Select all lines with the string "после" in them, and copy those lines.

* _SOURCE DATA_

....

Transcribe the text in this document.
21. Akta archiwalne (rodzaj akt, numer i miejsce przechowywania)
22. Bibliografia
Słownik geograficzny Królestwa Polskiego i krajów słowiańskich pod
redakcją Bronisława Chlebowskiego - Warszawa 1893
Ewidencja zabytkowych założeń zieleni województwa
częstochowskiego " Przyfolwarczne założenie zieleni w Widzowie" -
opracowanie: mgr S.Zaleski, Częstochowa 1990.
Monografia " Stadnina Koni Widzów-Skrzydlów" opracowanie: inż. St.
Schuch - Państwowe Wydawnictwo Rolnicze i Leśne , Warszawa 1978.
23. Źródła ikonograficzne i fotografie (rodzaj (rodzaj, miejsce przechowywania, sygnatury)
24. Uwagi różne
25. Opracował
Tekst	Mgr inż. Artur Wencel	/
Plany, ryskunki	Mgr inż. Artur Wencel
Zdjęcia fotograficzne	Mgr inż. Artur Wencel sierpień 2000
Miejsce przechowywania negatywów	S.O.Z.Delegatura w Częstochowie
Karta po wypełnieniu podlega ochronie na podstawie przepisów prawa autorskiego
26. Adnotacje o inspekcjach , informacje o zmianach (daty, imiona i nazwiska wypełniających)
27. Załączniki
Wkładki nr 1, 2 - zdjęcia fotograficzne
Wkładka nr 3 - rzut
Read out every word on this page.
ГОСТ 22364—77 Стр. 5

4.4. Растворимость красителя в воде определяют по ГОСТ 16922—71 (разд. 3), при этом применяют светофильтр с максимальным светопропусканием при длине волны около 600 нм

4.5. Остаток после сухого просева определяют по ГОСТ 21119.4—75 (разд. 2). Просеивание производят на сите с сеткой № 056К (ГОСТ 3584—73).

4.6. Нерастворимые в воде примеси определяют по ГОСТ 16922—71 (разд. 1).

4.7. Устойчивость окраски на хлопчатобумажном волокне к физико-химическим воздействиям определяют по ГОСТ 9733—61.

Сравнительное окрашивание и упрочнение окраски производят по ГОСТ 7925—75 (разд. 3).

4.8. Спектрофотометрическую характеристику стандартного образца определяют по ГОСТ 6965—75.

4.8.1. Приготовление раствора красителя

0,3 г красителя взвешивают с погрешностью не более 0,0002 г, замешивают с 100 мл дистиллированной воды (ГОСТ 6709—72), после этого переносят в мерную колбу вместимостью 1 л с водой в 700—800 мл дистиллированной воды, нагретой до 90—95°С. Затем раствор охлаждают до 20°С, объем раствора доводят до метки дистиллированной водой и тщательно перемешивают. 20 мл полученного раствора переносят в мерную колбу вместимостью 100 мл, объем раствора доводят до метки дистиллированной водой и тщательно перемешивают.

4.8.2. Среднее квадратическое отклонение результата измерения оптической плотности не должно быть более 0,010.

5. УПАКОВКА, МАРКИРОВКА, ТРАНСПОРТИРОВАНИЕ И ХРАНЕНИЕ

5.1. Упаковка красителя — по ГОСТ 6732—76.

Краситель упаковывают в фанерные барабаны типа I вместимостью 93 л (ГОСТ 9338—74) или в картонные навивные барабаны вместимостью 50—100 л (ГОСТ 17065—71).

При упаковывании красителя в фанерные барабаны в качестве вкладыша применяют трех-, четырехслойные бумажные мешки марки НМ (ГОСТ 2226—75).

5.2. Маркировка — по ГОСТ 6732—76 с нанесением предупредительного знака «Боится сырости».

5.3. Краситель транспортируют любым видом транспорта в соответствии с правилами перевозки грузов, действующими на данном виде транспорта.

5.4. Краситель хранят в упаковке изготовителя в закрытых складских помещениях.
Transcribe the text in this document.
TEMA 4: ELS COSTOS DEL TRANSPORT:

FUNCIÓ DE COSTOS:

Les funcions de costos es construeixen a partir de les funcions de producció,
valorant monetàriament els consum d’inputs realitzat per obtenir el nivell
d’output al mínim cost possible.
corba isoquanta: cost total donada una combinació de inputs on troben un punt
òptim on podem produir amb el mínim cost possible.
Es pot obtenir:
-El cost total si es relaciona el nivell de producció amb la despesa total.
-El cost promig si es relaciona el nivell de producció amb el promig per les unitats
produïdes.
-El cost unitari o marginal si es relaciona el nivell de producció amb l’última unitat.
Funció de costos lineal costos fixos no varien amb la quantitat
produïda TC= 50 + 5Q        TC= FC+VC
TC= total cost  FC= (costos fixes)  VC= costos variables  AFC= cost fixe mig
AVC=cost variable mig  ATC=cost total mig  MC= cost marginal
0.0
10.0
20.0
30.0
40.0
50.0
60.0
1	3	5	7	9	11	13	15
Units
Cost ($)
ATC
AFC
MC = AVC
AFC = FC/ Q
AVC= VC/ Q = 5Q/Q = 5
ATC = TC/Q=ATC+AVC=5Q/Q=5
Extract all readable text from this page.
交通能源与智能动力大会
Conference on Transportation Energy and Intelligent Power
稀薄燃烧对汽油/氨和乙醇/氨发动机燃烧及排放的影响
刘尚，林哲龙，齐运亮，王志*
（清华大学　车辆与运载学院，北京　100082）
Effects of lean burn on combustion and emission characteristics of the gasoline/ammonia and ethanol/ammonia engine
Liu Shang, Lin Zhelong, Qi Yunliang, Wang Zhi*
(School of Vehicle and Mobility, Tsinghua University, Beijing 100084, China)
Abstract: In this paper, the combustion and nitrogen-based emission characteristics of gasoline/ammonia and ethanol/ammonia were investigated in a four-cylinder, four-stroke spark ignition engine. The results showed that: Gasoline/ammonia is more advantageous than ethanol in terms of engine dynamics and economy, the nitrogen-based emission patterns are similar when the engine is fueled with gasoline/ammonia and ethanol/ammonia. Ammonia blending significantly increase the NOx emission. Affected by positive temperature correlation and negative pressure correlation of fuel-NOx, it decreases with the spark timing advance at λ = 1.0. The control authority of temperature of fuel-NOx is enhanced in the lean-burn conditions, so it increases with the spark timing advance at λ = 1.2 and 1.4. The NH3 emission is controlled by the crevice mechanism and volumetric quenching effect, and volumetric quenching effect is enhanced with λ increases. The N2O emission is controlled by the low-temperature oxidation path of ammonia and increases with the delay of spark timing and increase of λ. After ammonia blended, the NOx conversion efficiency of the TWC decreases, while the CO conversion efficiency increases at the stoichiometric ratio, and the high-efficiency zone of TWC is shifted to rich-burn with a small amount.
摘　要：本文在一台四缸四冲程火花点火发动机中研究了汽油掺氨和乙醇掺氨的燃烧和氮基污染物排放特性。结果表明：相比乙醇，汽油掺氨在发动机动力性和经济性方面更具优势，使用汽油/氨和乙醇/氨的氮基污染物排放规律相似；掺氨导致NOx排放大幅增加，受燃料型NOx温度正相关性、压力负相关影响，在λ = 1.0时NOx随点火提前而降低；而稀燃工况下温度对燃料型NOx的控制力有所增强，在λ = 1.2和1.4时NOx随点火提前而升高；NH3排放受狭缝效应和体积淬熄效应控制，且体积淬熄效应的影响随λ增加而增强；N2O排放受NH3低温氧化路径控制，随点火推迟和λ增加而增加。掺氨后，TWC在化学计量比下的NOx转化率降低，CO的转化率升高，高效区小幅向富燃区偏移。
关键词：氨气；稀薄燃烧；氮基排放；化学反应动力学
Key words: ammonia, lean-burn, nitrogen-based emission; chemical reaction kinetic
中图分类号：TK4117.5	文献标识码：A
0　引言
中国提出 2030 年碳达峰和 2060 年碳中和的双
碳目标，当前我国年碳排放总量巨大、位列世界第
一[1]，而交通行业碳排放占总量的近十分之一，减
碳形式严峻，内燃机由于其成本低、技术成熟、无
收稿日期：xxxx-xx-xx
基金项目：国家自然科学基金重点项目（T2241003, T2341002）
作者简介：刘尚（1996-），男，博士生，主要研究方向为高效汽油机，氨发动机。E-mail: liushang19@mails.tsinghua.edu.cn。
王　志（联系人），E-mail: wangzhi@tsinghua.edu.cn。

....

* _RESPONSE TO THE EXERCISE_
4.5. Остаток после сухого просева определяют по ГОСТ 21119.4—75 (разд. 2). Просеивание производят на сите с сеткой № 056К (ГОСТ 3584—73).
0,3 г красителя взвешивают с погрешностью не более 0,0002 г, замешивают с 100 мл дистиллированной воды (ГОСТ 6709—72), после этого переносят в мерную колбу вместимостью 1 л с водой в 700—800 мл дистиллированной воды, нагретой до 90—95°С. Затем раствор охлаждают до 20°С, объем раствора доводят до метки дистиллированной водой и тщательно перемешивают. 20 мл полученного раствора переносят в мерную колбу вместимостью 100 мл, объем раствора доводят до метки дистиллированной водой и тщательно перемешивают.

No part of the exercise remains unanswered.